### [Records for processing]

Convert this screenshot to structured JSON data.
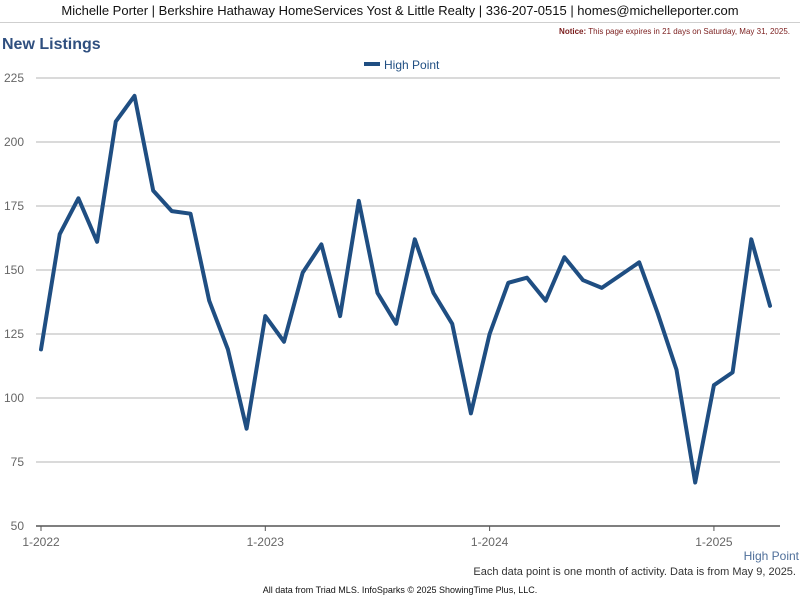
{
  "header": {
    "contact_line": "Michelle Porter | Berkshire Hathaway HomeServices Yost & Little Realty | 336-207-0515 | homes@michelleporter.com"
  },
  "notice": {
    "label": "Notice:",
    "text": "This page expires in 21 days on Saturday, May 31, 2025."
  },
  "page_title": "New Listings",
  "footer": {
    "note": "Each data point is one month of activity. Data is from May 9, 2025.",
    "source": "All data from Triad MLS. InfoSparks © 2025 ShowingTime Plus, LLC."
  },
  "colors": {
    "series": "#1f4e82",
    "grid": "#b5b5b5",
    "axis_text": "#666666",
    "title": "#2f4f7f"
  },
  "chart_data": {
    "type": "line",
    "title": "New Listings",
    "xlabel": "",
    "ylabel": "",
    "ylim": [
      50,
      225
    ],
    "yticks": [
      50,
      75,
      100,
      125,
      150,
      175,
      200,
      225
    ],
    "grid": true,
    "legend_position": "top-center",
    "x_tick_labels": [
      "1-2022",
      "1-2023",
      "1-2024",
      "1-2025"
    ],
    "x_tick_indices": [
      0,
      12,
      24,
      36
    ],
    "x_axis_caption": "High Point",
    "x": [
      "1-2022",
      "2-2022",
      "3-2022",
      "4-2022",
      "5-2022",
      "6-2022",
      "7-2022",
      "8-2022",
      "9-2022",
      "10-2022",
      "11-2022",
      "12-2022",
      "1-2023",
      "2-2023",
      "3-2023",
      "4-2023",
      "5-2023",
      "6-2023",
      "7-2023",
      "8-2023",
      "9-2023",
      "10-2023",
      "11-2023",
      "12-2023",
      "1-2024",
      "2-2024",
      "3-2024",
      "4-2024",
      "5-2024",
      "6-2024",
      "7-2024",
      "8-2024",
      "9-2024",
      "10-2024",
      "11-2024",
      "12-2024",
      "1-2025",
      "2-2025",
      "3-2025",
      "4-2025"
    ],
    "series": [
      {
        "name": "High Point",
        "color": "#1f4e82",
        "values": [
          119,
          164,
          178,
          161,
          208,
          218,
          181,
          173,
          172,
          138,
          119,
          88,
          132,
          122,
          149,
          160,
          132,
          177,
          141,
          129,
          162,
          141,
          129,
          94,
          125,
          145,
          147,
          138,
          155,
          146,
          143,
          148,
          153,
          133,
          111,
          67,
          105,
          110,
          162,
          136
        ]
      }
    ]
  }
}
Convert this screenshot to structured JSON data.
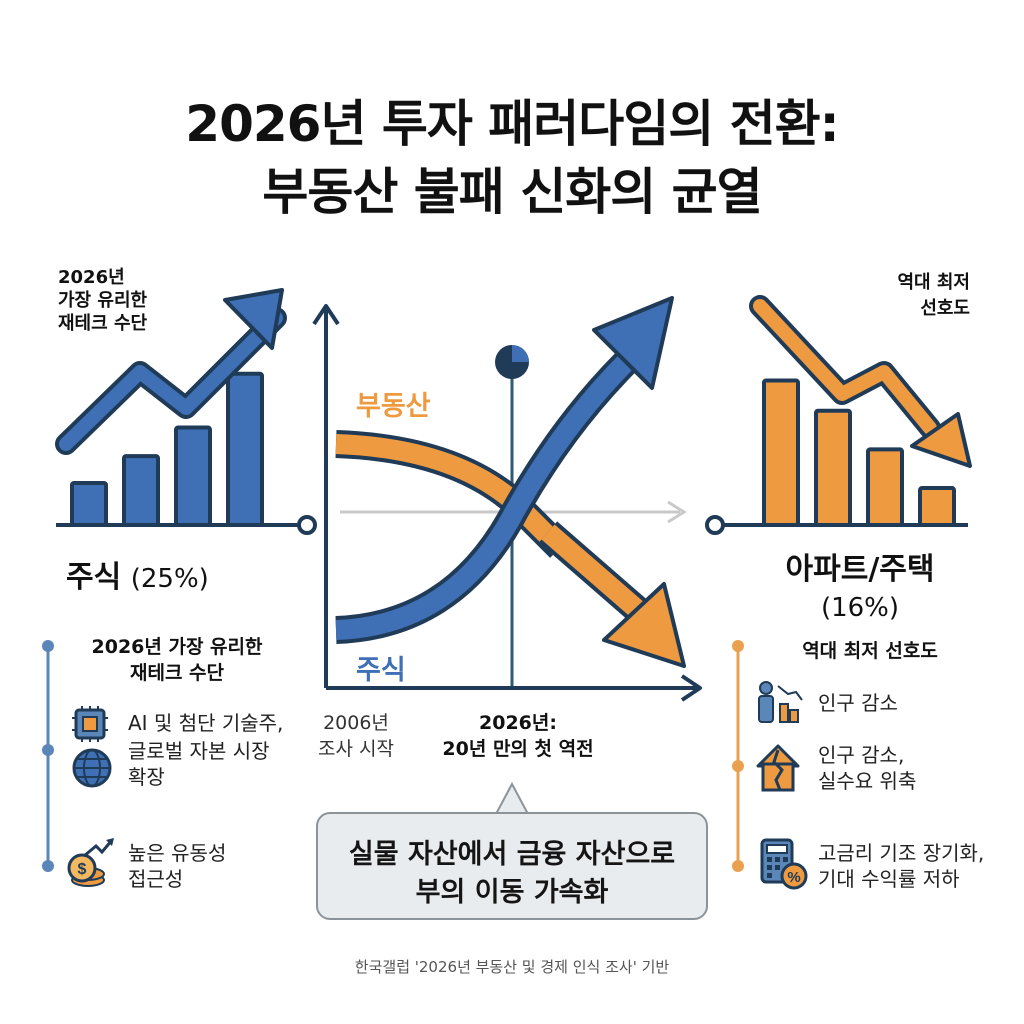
{
  "title": {
    "line1": "2026년 투자 패러다임의 전환:",
    "line2": "부동산 불패 신화의 균열"
  },
  "left": {
    "corner_label": [
      "2026년",
      "가장 유리한",
      "재테크 수단"
    ],
    "asset_name": "주식",
    "asset_pct": "(25%)",
    "list_heading": [
      "2026년 가장 유리한",
      "재테크 수단"
    ],
    "items": [
      {
        "icon": "chip-icon",
        "lines": [
          "AI 및 첨단 기술주,"
        ]
      },
      {
        "icon": "globe-icon",
        "lines": [
          "글로벌 자본 시장",
          "확장"
        ]
      },
      {
        "icon": "coin-growth-icon",
        "lines": [
          "높은 유동성",
          "접근성"
        ]
      }
    ],
    "bar_values": [
      0.25,
      0.41,
      0.58,
      0.9
    ]
  },
  "right": {
    "corner_label": [
      "역대 최저",
      "선호도"
    ],
    "asset_name": "아파트/주택",
    "asset_pct": "(16%)",
    "list_heading": "역대 최저 선호도",
    "items": [
      {
        "icon": "population-decline-icon",
        "lines": [
          "인구 감소"
        ]
      },
      {
        "icon": "cracked-house-icon",
        "lines": [
          "인구 감소,",
          "실수요 위축"
        ]
      },
      {
        "icon": "calculator-percent-icon",
        "lines": [
          "고금리 기조 장기화,",
          "기대 수익률 저하"
        ]
      }
    ],
    "bar_values": [
      0.86,
      0.68,
      0.45,
      0.22
    ]
  },
  "center": {
    "label_realestate": "부동산",
    "label_stock": "주식",
    "start_label": [
      "2006년",
      "조사 시작"
    ],
    "cross_label": [
      "2026년:",
      "20년 만의 첫 역전"
    ]
  },
  "callout": [
    "실물 자산에서 금융 자산으로",
    "부의 이동 가속화"
  ],
  "footer": "한국갤럽 '2026년 부동산 및 경제 인식 조사' 기반",
  "colors": {
    "stock_blue": "#3f6fb5",
    "realestate_orange": "#ed9a40",
    "navy": "#1f3b57",
    "axis": "#1f3b57",
    "timeline_blue": "#5b86b8",
    "timeline_orange": "#e9a150"
  }
}
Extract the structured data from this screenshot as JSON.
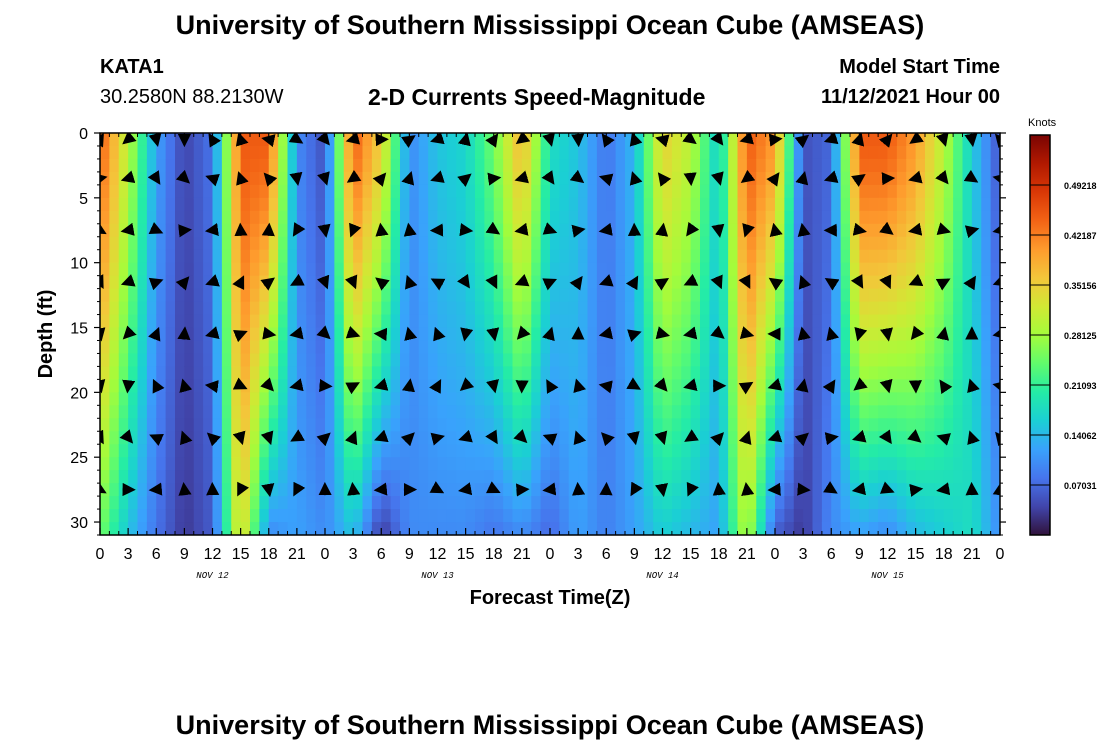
{
  "header": {
    "title": "University of Southern Mississippi Ocean Cube (AMSEAS)",
    "station_id": "KATA1",
    "station_coords": "30.2580N  88.2130W",
    "subtitle": "2-D Currents Speed-Magnitude",
    "model_start_label": "Model Start Time",
    "model_start_time": "11/12/2021 Hour 00"
  },
  "footer": {
    "title": "University of Southern Mississippi Ocean Cube (AMSEAS)"
  },
  "colors": {
    "scale": [
      "#30123b",
      "#4145ab",
      "#4675ed",
      "#39a2fc",
      "#1bcfd4",
      "#24eca6",
      "#61fc6c",
      "#a4fc3b",
      "#d1e834",
      "#f3c63a",
      "#fe9b2d",
      "#f36315",
      "#d93806",
      "#b11901",
      "#7a0403"
    ],
    "arrow": "#000000"
  },
  "chart_data": {
    "type": "heatmap",
    "title": "2-D Currents Speed-Magnitude",
    "xlabel": "Forecast Time(Z)",
    "ylabel": "Depth (ft)",
    "x_range": [
      0,
      96
    ],
    "ylim": [
      0,
      31
    ],
    "y_inverted": true,
    "x_tick_values": [
      0,
      3,
      6,
      9,
      12,
      15,
      18,
      21,
      24,
      27,
      30,
      33,
      36,
      39,
      42,
      45,
      48,
      51,
      54,
      57,
      60,
      63,
      66,
      69,
      72,
      75,
      78,
      81,
      84,
      87,
      90,
      93,
      96
    ],
    "x_tick_labels": [
      "0",
      "3",
      "6",
      "9",
      "12",
      "15",
      "18",
      "21",
      "0",
      "3",
      "6",
      "9",
      "12",
      "15",
      "18",
      "21",
      "0",
      "3",
      "6",
      "9",
      "12",
      "15",
      "18",
      "21",
      "0",
      "3",
      "6",
      "9",
      "12",
      "15",
      "18",
      "21",
      "0"
    ],
    "date_labels": [
      {
        "x": 12,
        "label": "NOV 12"
      },
      {
        "x": 36,
        "label": "NOV 13"
      },
      {
        "x": 60,
        "label": "NOV 14"
      },
      {
        "x": 84,
        "label": "NOV 15"
      }
    ],
    "y_tick_values": [
      0,
      5,
      10,
      15,
      20,
      25,
      30
    ],
    "y_tick_labels": [
      "0",
      "5",
      "10",
      "15",
      "20",
      "25",
      "30"
    ],
    "colorbar": {
      "title": "Knots",
      "range": [
        0,
        0.5625
      ],
      "tick_values": [
        0.07031,
        0.14062,
        0.21093,
        0.28125,
        0.35156,
        0.42187,
        0.49218
      ],
      "tick_labels": [
        "0.07031",
        "0.14062",
        "0.21093",
        "0.28125",
        "0.35156",
        "0.42187",
        "0.49218"
      ]
    },
    "arrow_times": [
      0,
      3,
      6,
      9,
      12,
      15,
      18,
      21,
      24,
      27,
      30,
      33,
      36,
      39,
      42,
      45,
      48,
      51,
      54,
      57,
      60,
      63,
      66,
      69,
      72,
      75,
      78,
      81,
      84,
      87,
      90,
      93,
      96
    ],
    "arrow_depths": [
      0.5,
      3.5,
      7.5,
      11.5,
      15.5,
      19.5,
      23.5,
      27.5
    ],
    "surface_speed_profile": [
      0.45,
      0.3,
      0.12,
      0.04,
      0.08,
      0.45,
      0.45,
      0.1,
      0.05,
      0.45,
      0.35,
      0.1,
      0.15,
      0.17,
      0.25,
      0.38,
      0.18,
      0.15,
      0.08,
      0.14,
      0.35,
      0.3,
      0.16,
      0.45,
      0.4,
      0.05,
      0.07,
      0.45,
      0.45,
      0.4,
      0.3,
      0.16,
      0.05
    ],
    "bottom_speed_profile": [
      0.25,
      0.15,
      0.08,
      0.03,
      0.06,
      0.35,
      0.1,
      0.12,
      0.1,
      0.15,
      0.03,
      0.1,
      0.1,
      0.1,
      0.08,
      0.1,
      0.07,
      0.12,
      0.09,
      0.12,
      0.16,
      0.14,
      0.12,
      0.3,
      0.06,
      0.03,
      0.1,
      0.12,
      0.1,
      0.14,
      0.16,
      0.18,
      0.1
    ]
  }
}
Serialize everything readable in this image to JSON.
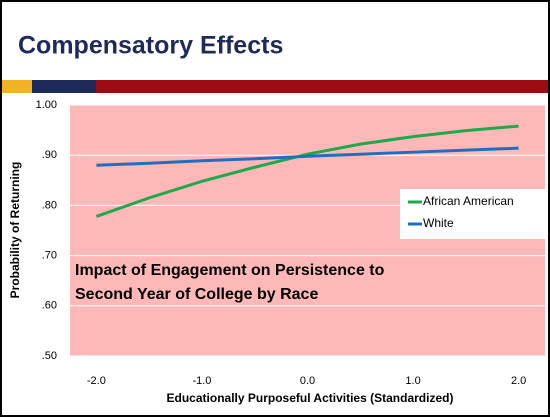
{
  "slide_title": "Compensatory Effects",
  "chart_data": {
    "type": "line",
    "xlabel": "Educationally Purposeful Activities (Standardized)",
    "ylabel": "Probability of Returning",
    "annotation": [
      "Impact of Engagement on Persistence to",
      "Second Year of College by Race"
    ],
    "x": [
      -2,
      -1.5,
      -1,
      -0.5,
      0,
      0.5,
      1,
      1.5,
      2
    ],
    "series": [
      {
        "name": "African American",
        "color": "#1fa84c",
        "values": [
          0.778,
          0.815,
          0.848,
          0.876,
          0.902,
          0.922,
          0.937,
          0.949,
          0.958
        ]
      },
      {
        "name": "White",
        "color": "#1f6fbf",
        "values": [
          0.88,
          0.884,
          0.889,
          0.893,
          0.898,
          0.902,
          0.906,
          0.91,
          0.914
        ]
      }
    ],
    "xlim": [
      -2.25,
      2.25
    ],
    "xticks": [
      {
        "value": -2,
        "label": "-2.0"
      },
      {
        "value": -1,
        "label": "-1.0"
      },
      {
        "value": 0,
        "label": "0.0"
      },
      {
        "value": 1,
        "label": "1.0"
      },
      {
        "value": 2,
        "label": "2.0"
      }
    ],
    "ylim": [
      0.5,
      1
    ],
    "yticks": [
      {
        "value": 0.5,
        "label": ".50"
      },
      {
        "value": 0.6,
        "label": ".60"
      },
      {
        "value": 0.7,
        "label": ".70"
      },
      {
        "value": 0.8,
        "label": ".80"
      },
      {
        "value": 0.9,
        "label": ".90"
      },
      {
        "value": 1,
        "label": "1.00"
      }
    ],
    "grid": true,
    "legend": "right",
    "background": "#ffb8b8"
  }
}
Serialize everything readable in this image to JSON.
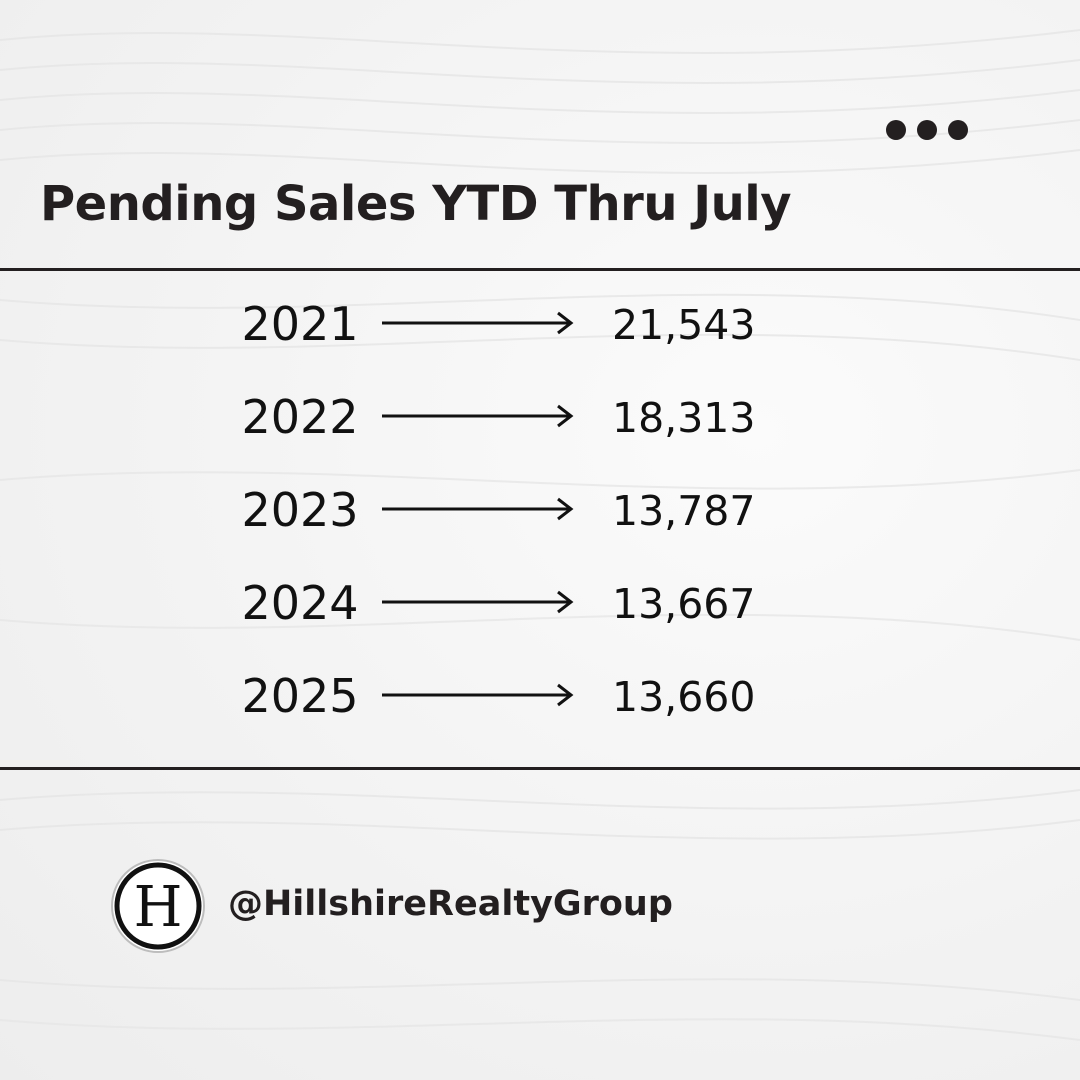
{
  "post": {
    "title": "Pending Sales YTD Thru July",
    "handle": "@HillshireRealtyGroup",
    "logo_letter": "H",
    "menu_icon": "more-dots-icon"
  },
  "rows": [
    {
      "year": "2021",
      "value": "21,543"
    },
    {
      "year": "2022",
      "value": "18,313"
    },
    {
      "year": "2023",
      "value": "13,787"
    },
    {
      "year": "2024",
      "value": "13,667"
    },
    {
      "year": "2025",
      "value": "13,660"
    }
  ],
  "colors": {
    "text": "#231f20",
    "background": "#f4f4f4"
  }
}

### [Goal of the exercise]
Find the lines holding "High" and list every one.

### [Result of the exercise]
    "x_axis_caption": "High Point",
        "name": "High Point",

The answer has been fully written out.